Start RECORD EXTRACTS

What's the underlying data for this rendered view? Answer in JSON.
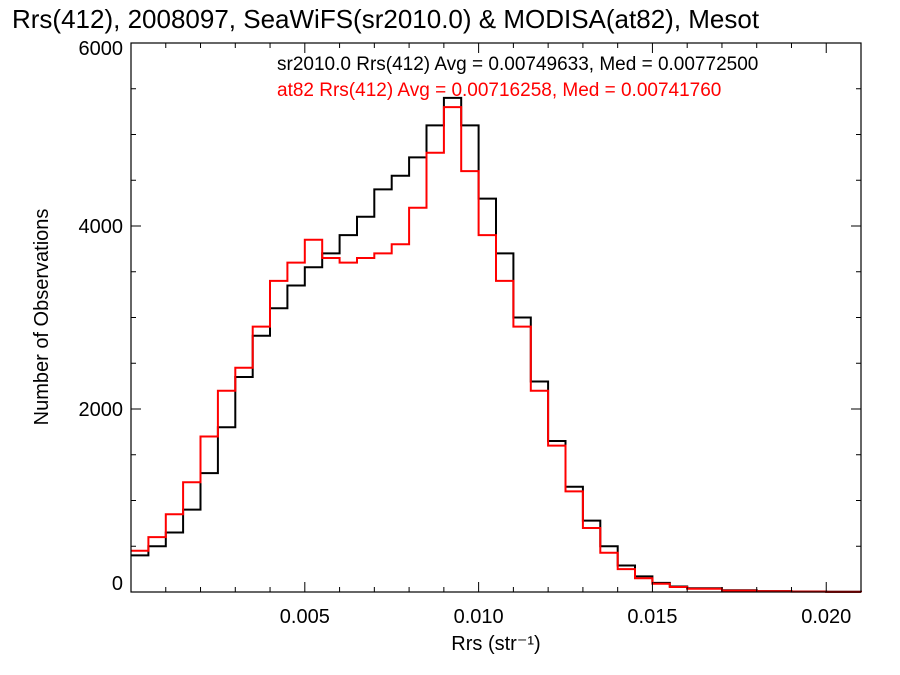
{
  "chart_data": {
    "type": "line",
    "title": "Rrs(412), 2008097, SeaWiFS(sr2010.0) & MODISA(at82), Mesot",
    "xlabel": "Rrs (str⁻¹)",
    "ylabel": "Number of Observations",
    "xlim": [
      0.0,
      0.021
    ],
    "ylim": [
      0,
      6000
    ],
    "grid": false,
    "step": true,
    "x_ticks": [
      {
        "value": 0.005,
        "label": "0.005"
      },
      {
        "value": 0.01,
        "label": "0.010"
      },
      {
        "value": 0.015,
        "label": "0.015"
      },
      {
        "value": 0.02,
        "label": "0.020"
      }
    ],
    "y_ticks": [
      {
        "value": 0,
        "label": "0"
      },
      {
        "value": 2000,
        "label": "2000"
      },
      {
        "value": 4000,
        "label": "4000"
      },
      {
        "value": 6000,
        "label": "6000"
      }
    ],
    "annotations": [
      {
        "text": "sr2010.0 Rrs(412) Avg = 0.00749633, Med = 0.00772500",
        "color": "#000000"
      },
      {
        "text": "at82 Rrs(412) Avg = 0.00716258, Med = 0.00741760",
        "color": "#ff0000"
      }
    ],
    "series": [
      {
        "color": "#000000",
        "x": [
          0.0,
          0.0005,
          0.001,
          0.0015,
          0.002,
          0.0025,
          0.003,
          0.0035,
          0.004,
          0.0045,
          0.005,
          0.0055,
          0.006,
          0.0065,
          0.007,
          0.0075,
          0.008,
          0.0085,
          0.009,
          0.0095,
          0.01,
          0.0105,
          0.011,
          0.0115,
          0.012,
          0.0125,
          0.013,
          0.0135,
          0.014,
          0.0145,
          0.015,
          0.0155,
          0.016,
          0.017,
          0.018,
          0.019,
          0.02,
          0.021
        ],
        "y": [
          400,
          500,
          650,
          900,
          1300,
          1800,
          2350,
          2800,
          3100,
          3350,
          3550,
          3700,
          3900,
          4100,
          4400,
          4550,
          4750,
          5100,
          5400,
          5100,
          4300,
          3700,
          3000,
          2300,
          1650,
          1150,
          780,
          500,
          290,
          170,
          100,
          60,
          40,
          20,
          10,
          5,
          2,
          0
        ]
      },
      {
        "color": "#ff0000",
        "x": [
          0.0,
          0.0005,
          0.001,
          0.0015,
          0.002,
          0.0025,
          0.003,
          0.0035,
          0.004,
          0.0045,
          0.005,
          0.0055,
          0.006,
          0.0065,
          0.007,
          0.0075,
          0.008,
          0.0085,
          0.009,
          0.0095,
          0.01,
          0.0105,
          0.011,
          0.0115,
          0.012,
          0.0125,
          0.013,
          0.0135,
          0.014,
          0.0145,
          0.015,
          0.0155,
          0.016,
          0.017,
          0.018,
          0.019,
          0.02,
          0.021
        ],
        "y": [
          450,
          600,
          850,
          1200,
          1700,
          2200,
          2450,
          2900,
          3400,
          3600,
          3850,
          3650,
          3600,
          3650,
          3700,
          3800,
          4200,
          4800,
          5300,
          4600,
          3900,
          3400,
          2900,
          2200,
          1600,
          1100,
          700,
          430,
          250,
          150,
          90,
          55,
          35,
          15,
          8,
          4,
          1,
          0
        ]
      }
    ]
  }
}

End RECORD EXTRACTS
Start RECORD EXTRACTS

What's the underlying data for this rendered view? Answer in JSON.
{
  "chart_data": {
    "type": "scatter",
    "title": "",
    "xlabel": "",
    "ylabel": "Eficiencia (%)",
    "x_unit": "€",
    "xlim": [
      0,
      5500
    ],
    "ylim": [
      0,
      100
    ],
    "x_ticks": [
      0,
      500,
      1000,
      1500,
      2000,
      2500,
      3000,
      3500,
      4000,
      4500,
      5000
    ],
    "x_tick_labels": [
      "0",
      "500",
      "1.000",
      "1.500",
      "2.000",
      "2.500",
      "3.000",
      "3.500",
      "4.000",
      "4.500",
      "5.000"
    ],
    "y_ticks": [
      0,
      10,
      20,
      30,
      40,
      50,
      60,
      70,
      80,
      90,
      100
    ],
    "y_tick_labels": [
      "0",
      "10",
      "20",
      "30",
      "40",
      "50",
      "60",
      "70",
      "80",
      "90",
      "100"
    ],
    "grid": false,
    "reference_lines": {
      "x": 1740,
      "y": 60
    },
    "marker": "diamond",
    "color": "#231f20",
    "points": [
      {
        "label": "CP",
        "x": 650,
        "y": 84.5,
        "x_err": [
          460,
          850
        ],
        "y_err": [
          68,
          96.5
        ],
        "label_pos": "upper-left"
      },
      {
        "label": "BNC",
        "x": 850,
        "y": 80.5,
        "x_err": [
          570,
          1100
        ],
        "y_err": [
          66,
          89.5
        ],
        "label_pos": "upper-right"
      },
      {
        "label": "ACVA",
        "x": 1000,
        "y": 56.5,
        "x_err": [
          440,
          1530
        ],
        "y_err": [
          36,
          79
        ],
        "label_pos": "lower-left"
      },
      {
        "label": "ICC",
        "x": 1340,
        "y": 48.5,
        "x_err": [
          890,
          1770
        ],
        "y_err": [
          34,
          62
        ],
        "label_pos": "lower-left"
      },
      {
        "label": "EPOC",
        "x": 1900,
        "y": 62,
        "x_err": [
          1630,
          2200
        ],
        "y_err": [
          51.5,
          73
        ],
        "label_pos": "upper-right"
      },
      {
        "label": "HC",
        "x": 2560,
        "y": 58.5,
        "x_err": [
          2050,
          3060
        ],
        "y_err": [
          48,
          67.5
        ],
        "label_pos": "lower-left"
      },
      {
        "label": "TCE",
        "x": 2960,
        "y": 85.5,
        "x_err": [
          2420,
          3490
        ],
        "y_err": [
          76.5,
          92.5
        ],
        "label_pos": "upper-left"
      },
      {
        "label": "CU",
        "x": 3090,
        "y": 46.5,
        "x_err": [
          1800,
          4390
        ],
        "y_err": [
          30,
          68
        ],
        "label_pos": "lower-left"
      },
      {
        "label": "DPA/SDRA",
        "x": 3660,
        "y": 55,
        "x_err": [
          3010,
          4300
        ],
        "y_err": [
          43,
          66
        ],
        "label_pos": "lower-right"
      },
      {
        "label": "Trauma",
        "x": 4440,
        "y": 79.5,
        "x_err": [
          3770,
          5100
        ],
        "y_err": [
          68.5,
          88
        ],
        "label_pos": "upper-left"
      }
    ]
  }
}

End RECORD EXTRACTS
Start RECORD EXTRACTS

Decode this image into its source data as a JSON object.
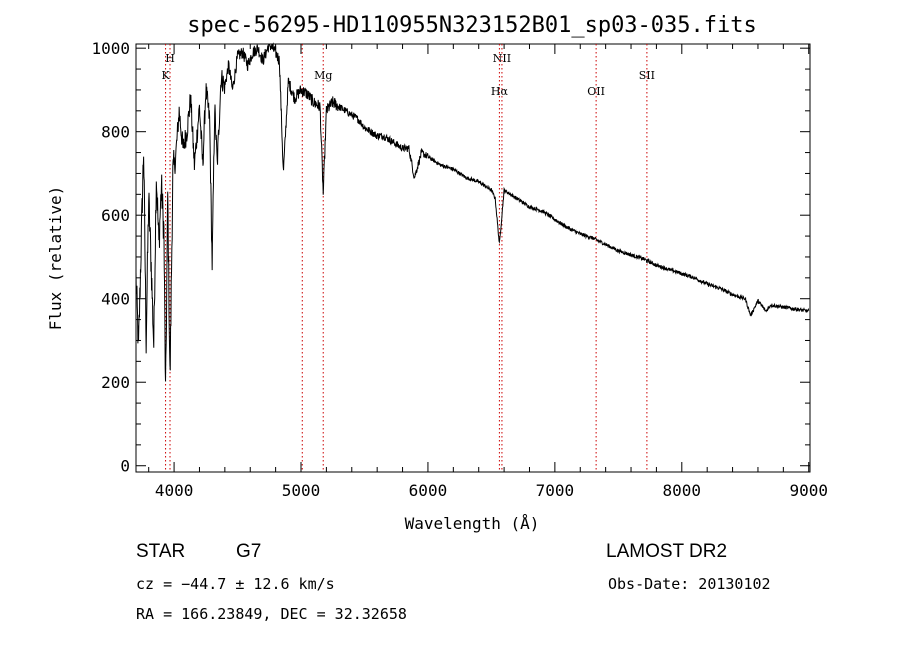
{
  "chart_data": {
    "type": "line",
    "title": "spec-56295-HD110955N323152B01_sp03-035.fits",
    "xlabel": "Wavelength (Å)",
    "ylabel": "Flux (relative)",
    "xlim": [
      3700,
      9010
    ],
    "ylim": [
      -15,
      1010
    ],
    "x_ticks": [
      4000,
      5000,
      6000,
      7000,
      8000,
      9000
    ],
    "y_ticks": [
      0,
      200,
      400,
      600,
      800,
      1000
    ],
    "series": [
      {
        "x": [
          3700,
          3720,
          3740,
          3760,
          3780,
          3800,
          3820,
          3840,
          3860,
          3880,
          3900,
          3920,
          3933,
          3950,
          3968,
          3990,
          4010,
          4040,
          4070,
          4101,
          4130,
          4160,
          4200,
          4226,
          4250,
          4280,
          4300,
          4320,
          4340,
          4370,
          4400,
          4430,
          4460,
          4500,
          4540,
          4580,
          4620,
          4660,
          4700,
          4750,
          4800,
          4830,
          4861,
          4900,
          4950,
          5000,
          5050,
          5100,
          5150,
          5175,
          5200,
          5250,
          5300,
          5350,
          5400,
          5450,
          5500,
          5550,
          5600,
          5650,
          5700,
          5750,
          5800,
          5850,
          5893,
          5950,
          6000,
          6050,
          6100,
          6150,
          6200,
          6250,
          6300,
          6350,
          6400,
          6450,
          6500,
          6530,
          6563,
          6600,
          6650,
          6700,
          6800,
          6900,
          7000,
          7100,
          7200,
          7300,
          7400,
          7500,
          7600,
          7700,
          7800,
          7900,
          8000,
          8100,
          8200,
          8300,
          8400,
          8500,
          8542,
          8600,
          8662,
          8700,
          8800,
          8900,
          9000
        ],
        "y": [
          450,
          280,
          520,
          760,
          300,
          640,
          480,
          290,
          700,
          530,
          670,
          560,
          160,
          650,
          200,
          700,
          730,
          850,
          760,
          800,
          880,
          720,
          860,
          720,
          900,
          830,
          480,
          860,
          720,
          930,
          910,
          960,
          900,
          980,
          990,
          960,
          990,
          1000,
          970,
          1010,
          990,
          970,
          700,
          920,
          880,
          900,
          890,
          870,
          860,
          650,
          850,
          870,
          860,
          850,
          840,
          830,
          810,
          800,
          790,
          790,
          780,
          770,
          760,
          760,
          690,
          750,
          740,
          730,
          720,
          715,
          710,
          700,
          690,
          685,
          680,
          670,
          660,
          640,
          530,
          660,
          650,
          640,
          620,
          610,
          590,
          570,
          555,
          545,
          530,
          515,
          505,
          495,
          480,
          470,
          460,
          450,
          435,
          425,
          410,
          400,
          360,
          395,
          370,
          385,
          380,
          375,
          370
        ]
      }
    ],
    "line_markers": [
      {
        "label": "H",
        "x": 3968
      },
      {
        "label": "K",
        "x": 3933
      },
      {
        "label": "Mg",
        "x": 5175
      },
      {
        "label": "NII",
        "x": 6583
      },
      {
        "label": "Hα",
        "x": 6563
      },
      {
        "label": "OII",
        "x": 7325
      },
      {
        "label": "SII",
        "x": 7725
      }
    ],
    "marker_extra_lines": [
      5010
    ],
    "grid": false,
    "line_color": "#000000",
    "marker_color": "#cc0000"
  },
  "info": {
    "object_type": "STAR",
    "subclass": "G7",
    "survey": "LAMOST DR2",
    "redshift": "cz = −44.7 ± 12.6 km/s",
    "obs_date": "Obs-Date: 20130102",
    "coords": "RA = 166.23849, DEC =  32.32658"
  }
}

End RECORD EXTRACTS

Copy all lines from the listing that contain "value".

        "value": 0.005,
        "value": 0.01,
        "value": 0.015,
        "value": 0.02,
        "value": 0,
        "value": 2000,
        "value": 4000,
        "value": 6000,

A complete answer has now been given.